◆ **What the exercise asks**:
Set each entry down verbatim, omitting images.

◆ **Input records**:
>>
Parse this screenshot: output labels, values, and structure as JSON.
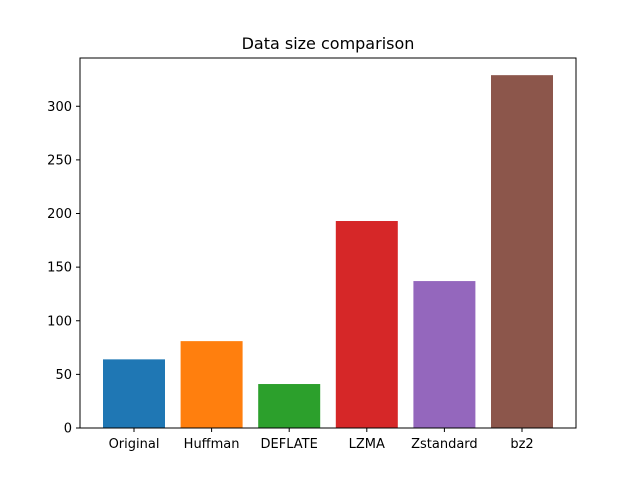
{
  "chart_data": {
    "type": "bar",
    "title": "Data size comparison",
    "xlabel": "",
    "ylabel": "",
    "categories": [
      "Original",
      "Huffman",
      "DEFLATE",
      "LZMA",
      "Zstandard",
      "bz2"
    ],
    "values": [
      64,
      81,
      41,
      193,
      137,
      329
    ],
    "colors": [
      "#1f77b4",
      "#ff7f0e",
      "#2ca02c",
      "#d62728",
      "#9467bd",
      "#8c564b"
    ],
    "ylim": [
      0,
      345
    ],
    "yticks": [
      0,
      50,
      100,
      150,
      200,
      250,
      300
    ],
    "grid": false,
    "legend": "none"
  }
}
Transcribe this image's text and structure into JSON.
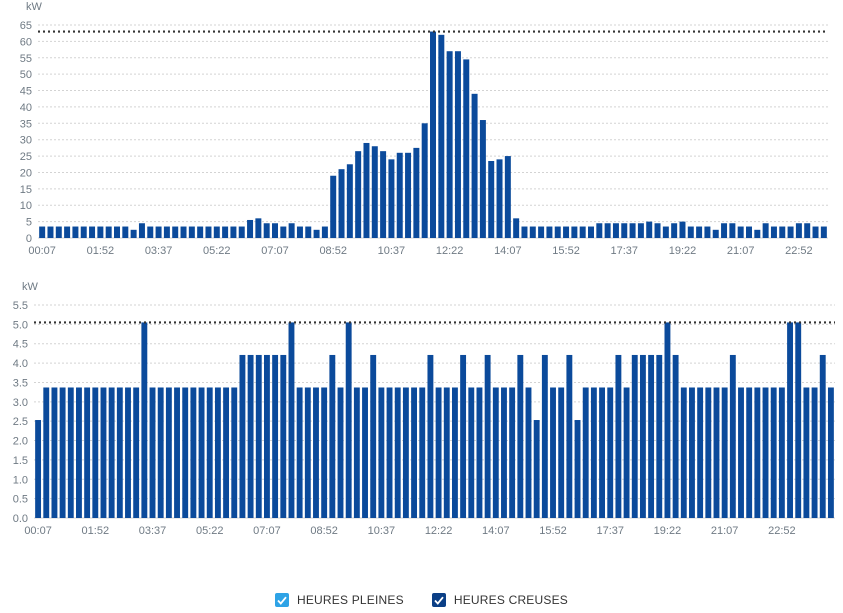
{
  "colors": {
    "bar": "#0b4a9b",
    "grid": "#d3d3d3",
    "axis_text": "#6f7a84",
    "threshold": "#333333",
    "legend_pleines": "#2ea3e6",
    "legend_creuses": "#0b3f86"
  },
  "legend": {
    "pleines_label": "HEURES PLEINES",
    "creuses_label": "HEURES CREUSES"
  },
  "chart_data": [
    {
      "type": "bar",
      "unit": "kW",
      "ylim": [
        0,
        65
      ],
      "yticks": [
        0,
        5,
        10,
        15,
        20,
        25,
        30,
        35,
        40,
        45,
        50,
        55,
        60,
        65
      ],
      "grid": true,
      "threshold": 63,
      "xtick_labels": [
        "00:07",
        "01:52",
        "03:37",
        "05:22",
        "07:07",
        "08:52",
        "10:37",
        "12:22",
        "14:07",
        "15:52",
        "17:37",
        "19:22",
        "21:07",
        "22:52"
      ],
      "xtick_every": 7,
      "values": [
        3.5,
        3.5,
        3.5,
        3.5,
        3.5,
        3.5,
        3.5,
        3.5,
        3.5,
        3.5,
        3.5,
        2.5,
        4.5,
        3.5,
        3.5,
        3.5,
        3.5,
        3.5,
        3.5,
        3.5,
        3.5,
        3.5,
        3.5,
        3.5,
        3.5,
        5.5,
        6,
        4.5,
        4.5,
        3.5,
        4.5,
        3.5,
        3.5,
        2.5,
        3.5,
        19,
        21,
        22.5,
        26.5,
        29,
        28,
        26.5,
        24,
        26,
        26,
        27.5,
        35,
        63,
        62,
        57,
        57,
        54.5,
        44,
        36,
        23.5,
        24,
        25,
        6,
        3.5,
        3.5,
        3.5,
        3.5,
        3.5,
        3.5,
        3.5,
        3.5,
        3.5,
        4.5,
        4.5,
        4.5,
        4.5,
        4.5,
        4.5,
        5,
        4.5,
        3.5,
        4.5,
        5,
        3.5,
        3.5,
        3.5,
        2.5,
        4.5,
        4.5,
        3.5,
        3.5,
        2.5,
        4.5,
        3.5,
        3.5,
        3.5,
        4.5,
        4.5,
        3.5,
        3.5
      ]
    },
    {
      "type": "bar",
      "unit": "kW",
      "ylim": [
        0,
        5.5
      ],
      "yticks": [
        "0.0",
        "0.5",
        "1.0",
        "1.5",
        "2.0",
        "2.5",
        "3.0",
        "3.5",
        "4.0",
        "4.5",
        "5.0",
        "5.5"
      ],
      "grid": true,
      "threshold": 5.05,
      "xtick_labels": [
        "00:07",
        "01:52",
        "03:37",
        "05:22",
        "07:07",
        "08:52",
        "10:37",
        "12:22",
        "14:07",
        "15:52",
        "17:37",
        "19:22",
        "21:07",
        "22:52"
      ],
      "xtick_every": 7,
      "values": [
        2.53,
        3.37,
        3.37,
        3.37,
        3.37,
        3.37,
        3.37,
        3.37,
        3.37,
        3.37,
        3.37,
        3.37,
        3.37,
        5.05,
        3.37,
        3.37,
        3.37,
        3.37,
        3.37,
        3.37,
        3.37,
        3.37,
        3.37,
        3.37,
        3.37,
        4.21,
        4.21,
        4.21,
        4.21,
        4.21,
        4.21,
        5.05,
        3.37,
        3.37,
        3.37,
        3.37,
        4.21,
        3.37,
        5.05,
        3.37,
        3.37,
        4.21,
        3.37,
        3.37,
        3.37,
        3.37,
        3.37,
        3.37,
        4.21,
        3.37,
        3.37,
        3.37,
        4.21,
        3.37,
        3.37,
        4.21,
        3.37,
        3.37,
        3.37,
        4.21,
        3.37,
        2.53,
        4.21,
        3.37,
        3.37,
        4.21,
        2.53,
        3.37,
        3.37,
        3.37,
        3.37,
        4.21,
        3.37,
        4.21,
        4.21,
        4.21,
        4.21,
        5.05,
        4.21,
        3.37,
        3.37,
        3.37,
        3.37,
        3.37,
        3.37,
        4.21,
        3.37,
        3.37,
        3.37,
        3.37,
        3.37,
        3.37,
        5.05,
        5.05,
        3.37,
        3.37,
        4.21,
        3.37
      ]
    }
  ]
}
<<
◆ **Reply to the exercise**:
Parse this screenshot: output labels, values, and structure as JSON.
{
  "chart_data": {
    "type": "bar",
    "title": "Data size comparison",
    "xlabel": "",
    "ylabel": "",
    "categories": [
      "Original",
      "Huffman",
      "DEFLATE",
      "LZMA",
      "Zstandard",
      "bz2"
    ],
    "values": [
      64,
      81,
      41,
      193,
      137,
      329
    ],
    "colors": [
      "#1f77b4",
      "#ff7f0e",
      "#2ca02c",
      "#d62728",
      "#9467bd",
      "#8c564b"
    ],
    "ylim": [
      0,
      345
    ],
    "yticks": [
      0,
      50,
      100,
      150,
      200,
      250,
      300
    ],
    "grid": false,
    "legend": "none"
  }
}
Transcribe this image's text and structure into JSON.
{
  "colors": {
    "bar": "#0b4a9b",
    "grid": "#d3d3d3",
    "axis_text": "#6f7a84",
    "threshold": "#333333",
    "legend_pleines": "#2ea3e6",
    "legend_creuses": "#0b3f86"
  },
  "legend": {
    "pleines_label": "HEURES PLEINES",
    "creuses_label": "HEURES CREUSES"
  },
  "chart_data": [
    {
      "type": "bar",
      "unit": "kW",
      "ylim": [
        0,
        65
      ],
      "yticks": [
        0,
        5,
        10,
        15,
        20,
        25,
        30,
        35,
        40,
        45,
        50,
        55,
        60,
        65
      ],
      "grid": true,
      "threshold": 63,
      "xtick_labels": [
        "00:07",
        "01:52",
        "03:37",
        "05:22",
        "07:07",
        "08:52",
        "10:37",
        "12:22",
        "14:07",
        "15:52",
        "17:37",
        "19:22",
        "21:07",
        "22:52"
      ],
      "xtick_every": 7,
      "values": [
        3.5,
        3.5,
        3.5,
        3.5,
        3.5,
        3.5,
        3.5,
        3.5,
        3.5,
        3.5,
        3.5,
        2.5,
        4.5,
        3.5,
        3.5,
        3.5,
        3.5,
        3.5,
        3.5,
        3.5,
        3.5,
        3.5,
        3.5,
        3.5,
        3.5,
        5.5,
        6,
        4.5,
        4.5,
        3.5,
        4.5,
        3.5,
        3.5,
        2.5,
        3.5,
        19,
        21,
        22.5,
        26.5,
        29,
        28,
        26.5,
        24,
        26,
        26,
        27.5,
        35,
        63,
        62,
        57,
        57,
        54.5,
        44,
        36,
        23.5,
        24,
        25,
        6,
        3.5,
        3.5,
        3.5,
        3.5,
        3.5,
        3.5,
        3.5,
        3.5,
        3.5,
        4.5,
        4.5,
        4.5,
        4.5,
        4.5,
        4.5,
        5,
        4.5,
        3.5,
        4.5,
        5,
        3.5,
        3.5,
        3.5,
        2.5,
        4.5,
        4.5,
        3.5,
        3.5,
        2.5,
        4.5,
        3.5,
        3.5,
        3.5,
        4.5,
        4.5,
        3.5,
        3.5
      ]
    },
    {
      "type": "bar",
      "unit": "kW",
      "ylim": [
        0,
        5.5
      ],
      "yticks": [
        "0.0",
        "0.5",
        "1.0",
        "1.5",
        "2.0",
        "2.5",
        "3.0",
        "3.5",
        "4.0",
        "4.5",
        "5.0",
        "5.5"
      ],
      "grid": true,
      "threshold": 5.05,
      "xtick_labels": [
        "00:07",
        "01:52",
        "03:37",
        "05:22",
        "07:07",
        "08:52",
        "10:37",
        "12:22",
        "14:07",
        "15:52",
        "17:37",
        "19:22",
        "21:07",
        "22:52"
      ],
      "xtick_every": 7,
      "values": [
        2.53,
        3.37,
        3.37,
        3.37,
        3.37,
        3.37,
        3.37,
        3.37,
        3.37,
        3.37,
        3.37,
        3.37,
        3.37,
        5.05,
        3.37,
        3.37,
        3.37,
        3.37,
        3.37,
        3.37,
        3.37,
        3.37,
        3.37,
        3.37,
        3.37,
        4.21,
        4.21,
        4.21,
        4.21,
        4.21,
        4.21,
        5.05,
        3.37,
        3.37,
        3.37,
        3.37,
        4.21,
        3.37,
        5.05,
        3.37,
        3.37,
        4.21,
        3.37,
        3.37,
        3.37,
        3.37,
        3.37,
        3.37,
        4.21,
        3.37,
        3.37,
        3.37,
        4.21,
        3.37,
        3.37,
        4.21,
        3.37,
        3.37,
        3.37,
        4.21,
        3.37,
        2.53,
        4.21,
        3.37,
        3.37,
        4.21,
        2.53,
        3.37,
        3.37,
        3.37,
        3.37,
        4.21,
        3.37,
        4.21,
        4.21,
        4.21,
        4.21,
        5.05,
        4.21,
        3.37,
        3.37,
        3.37,
        3.37,
        3.37,
        3.37,
        4.21,
        3.37,
        3.37,
        3.37,
        3.37,
        3.37,
        3.37,
        5.05,
        5.05,
        3.37,
        3.37,
        4.21,
        3.37
      ]
    }
  ]
}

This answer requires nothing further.